◆ Do this: Every line below that contains "Vnesite" is to be copied.

(Saved entries)
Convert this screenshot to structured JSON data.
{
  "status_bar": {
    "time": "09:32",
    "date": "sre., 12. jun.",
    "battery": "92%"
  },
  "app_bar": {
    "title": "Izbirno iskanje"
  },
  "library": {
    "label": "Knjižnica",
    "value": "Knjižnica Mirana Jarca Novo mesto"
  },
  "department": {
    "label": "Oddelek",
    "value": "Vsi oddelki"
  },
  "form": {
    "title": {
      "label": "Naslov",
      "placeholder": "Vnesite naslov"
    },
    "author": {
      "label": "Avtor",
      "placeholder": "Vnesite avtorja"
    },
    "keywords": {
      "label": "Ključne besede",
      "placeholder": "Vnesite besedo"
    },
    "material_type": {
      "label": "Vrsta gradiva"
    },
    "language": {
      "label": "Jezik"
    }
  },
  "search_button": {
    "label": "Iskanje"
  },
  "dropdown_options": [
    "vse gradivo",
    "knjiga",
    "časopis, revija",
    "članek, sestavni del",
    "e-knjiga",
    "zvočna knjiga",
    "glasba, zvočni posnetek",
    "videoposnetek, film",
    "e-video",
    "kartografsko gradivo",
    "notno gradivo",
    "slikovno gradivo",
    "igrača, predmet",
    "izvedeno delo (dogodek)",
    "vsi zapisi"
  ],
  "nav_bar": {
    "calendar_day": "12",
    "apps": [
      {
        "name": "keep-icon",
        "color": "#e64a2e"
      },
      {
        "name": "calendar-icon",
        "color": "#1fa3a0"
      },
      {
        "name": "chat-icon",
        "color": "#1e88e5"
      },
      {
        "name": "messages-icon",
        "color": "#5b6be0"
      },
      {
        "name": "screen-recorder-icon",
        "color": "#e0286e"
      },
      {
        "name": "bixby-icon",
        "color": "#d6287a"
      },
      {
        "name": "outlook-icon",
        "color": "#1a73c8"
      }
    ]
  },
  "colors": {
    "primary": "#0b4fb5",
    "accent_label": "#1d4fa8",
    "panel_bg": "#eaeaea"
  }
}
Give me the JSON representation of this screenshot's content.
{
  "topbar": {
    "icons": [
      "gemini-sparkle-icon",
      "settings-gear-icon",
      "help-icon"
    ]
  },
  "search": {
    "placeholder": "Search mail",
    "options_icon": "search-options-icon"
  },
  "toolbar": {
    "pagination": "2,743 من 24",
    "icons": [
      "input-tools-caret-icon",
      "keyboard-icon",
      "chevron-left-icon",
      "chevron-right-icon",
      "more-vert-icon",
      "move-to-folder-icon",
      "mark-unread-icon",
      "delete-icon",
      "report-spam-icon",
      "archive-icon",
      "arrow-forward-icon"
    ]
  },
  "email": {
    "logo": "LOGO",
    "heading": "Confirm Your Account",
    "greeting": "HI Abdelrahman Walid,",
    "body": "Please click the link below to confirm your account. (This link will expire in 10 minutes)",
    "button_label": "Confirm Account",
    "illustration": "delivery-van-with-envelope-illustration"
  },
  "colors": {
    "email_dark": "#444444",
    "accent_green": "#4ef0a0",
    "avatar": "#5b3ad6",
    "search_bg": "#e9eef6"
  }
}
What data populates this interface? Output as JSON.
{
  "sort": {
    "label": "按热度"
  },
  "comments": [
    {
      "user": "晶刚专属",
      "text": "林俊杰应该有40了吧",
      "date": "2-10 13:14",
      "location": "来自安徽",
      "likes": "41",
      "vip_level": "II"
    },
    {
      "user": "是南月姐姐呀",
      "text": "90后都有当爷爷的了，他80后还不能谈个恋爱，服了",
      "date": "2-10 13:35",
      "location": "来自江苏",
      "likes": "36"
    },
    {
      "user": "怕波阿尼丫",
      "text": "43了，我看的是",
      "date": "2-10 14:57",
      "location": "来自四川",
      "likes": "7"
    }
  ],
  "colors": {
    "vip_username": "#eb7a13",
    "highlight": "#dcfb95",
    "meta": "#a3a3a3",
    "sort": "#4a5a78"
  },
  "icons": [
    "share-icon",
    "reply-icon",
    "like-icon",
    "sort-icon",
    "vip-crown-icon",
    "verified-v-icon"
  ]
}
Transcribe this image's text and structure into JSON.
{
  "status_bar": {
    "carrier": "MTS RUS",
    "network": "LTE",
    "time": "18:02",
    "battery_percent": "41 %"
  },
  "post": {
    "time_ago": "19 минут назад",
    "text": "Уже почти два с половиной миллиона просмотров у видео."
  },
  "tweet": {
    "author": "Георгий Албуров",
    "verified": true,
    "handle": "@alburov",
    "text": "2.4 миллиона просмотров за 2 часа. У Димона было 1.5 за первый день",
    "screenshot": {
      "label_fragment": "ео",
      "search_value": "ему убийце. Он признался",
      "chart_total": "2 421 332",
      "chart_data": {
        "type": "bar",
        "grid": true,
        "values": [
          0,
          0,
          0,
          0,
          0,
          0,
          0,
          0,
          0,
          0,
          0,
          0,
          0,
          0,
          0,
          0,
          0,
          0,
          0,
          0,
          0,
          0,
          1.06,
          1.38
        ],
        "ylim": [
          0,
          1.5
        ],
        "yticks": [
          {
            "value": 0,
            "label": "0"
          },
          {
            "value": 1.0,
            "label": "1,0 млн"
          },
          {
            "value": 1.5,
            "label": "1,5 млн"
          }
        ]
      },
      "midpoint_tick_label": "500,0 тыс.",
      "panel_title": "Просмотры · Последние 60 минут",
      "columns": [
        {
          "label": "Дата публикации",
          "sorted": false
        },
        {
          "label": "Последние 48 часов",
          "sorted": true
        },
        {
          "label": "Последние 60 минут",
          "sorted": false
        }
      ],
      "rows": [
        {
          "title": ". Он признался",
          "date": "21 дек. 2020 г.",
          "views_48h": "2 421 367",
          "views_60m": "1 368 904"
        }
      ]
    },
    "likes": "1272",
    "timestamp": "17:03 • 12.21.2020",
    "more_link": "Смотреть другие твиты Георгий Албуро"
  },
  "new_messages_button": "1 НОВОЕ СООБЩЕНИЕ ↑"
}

◆ Answer to the task:
      "placeholder": "Vnesite naslov"
      "placeholder": "Vnesite avtorja"
      "placeholder": "Vnesite besedo"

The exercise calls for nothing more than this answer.